- **Records that describe figures**:

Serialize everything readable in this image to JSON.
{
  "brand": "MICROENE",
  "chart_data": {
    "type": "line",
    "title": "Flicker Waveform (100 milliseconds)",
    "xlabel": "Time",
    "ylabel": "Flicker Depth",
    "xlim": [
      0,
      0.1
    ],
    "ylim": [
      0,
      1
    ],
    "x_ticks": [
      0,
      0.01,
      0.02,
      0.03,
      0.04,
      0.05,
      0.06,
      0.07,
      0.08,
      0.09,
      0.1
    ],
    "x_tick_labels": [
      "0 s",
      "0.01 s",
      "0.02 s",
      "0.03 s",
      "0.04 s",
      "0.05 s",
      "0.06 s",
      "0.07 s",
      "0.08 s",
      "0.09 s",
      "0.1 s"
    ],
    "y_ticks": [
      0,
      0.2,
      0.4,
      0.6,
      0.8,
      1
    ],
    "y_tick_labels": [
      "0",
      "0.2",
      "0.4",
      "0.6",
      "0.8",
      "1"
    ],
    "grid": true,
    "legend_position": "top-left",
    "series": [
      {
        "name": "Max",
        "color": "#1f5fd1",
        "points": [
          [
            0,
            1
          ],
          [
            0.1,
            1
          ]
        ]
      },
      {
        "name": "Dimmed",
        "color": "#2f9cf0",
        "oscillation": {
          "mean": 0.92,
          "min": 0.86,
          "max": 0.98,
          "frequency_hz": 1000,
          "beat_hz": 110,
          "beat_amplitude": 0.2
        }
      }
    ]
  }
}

- **OBJECTIVE**:
Write out all the records above again, exactly as they stand.

- **TASK RESULT**:
Serialize everything readable in this image to JSON.
{
  "brand": "MICROENE",
  "chart_data": {
    "type": "line",
    "title": "Flicker Waveform (100 milliseconds)",
    "xlabel": "Time",
    "ylabel": "Flicker Depth",
    "xlim": [
      0,
      0.1
    ],
    "ylim": [
      0,
      1
    ],
    "x_ticks": [
      0,
      0.01,
      0.02,
      0.03,
      0.04,
      0.05,
      0.06,
      0.07,
      0.08,
      0.09,
      0.1
    ],
    "x_tick_labels": [
      "0 s",
      "0.01 s",
      "0.02 s",
      "0.03 s",
      "0.04 s",
      "0.05 s",
      "0.06 s",
      "0.07 s",
      "0.08 s",
      "0.09 s",
      "0.1 s"
    ],
    "y_ticks": [
      0,
      0.2,
      0.4,
      0.6,
      0.8,
      1
    ],
    "y_tick_labels": [
      "0",
      "0.2",
      "0.4",
      "0.6",
      "0.8",
      "1"
    ],
    "grid": true,
    "legend_position": "top-left",
    "series": [
      {
        "name": "Max",
        "color": "#1f5fd1",
        "points": [
          [
            0,
            1
          ],
          [
            0.1,
            1
          ]
        ]
      },
      {
        "name": "Dimmed",
        "color": "#2f9cf0",
        "oscillation": {
          "mean": 0.92,
          "min": 0.86,
          "max": 0.98,
          "frequency_hz": 1000,
          "beat_hz": 110,
          "beat_amplitude": 0.2
        }
      }
    ]
  }
}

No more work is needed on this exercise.